-- START Records for this exercise --
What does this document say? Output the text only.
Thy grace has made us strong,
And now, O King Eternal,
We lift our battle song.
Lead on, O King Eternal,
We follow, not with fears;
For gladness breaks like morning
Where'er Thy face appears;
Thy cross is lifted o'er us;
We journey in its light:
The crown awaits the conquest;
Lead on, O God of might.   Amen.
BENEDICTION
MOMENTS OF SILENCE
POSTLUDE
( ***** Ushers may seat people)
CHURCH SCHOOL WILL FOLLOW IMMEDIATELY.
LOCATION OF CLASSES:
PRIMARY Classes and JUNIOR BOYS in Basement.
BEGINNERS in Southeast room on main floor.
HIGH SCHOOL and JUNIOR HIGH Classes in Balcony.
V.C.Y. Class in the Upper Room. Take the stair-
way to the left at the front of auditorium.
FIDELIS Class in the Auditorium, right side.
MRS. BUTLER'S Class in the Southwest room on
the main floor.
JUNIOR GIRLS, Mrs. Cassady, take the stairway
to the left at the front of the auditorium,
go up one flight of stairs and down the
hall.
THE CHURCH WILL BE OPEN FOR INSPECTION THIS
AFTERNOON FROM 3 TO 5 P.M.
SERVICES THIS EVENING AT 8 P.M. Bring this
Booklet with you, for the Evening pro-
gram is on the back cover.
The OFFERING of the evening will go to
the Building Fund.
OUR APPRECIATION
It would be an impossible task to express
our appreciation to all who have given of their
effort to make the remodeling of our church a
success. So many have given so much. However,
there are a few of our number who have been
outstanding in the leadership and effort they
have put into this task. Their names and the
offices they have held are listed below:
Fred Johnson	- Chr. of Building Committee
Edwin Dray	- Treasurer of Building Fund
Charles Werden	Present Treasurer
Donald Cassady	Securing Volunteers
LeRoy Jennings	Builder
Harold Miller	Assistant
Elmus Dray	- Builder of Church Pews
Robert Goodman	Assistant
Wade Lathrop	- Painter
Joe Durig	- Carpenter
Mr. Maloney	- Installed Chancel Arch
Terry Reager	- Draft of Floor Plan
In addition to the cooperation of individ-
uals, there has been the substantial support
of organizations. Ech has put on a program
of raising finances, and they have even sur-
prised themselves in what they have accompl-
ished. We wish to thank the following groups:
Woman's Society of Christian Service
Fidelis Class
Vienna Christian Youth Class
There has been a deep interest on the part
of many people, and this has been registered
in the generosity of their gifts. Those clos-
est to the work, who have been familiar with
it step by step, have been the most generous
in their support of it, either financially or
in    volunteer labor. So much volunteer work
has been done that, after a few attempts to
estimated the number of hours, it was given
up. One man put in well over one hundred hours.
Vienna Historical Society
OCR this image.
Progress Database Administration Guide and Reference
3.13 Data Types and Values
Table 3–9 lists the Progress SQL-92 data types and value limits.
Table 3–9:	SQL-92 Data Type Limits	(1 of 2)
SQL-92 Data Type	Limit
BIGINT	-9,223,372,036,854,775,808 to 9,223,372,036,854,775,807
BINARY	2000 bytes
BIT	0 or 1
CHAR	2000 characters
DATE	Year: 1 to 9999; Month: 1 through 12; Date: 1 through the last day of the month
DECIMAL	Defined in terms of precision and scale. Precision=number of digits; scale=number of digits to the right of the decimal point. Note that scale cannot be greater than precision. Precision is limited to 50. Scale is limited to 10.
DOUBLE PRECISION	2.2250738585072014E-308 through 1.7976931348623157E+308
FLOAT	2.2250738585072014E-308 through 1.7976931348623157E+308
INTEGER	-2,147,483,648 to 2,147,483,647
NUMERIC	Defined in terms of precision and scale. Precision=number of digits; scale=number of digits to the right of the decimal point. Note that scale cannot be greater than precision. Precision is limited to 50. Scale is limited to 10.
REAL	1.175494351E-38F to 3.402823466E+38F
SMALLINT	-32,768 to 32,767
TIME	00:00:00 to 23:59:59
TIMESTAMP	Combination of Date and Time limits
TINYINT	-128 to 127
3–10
-- END Records for this exercise --
Look for "have" and pull out every line that has it.

**Exercise answer:**
our appreciation to all who have given of their
success. So many have given so much. However,
there are a few of our number who have been
have put into this task. Their names and the
offices they have held are listed below:
of raising finances, and they have even sur-
prised themselves in what they have accompl-
est to the work, who have been familiar with
it step by step, have been the most generous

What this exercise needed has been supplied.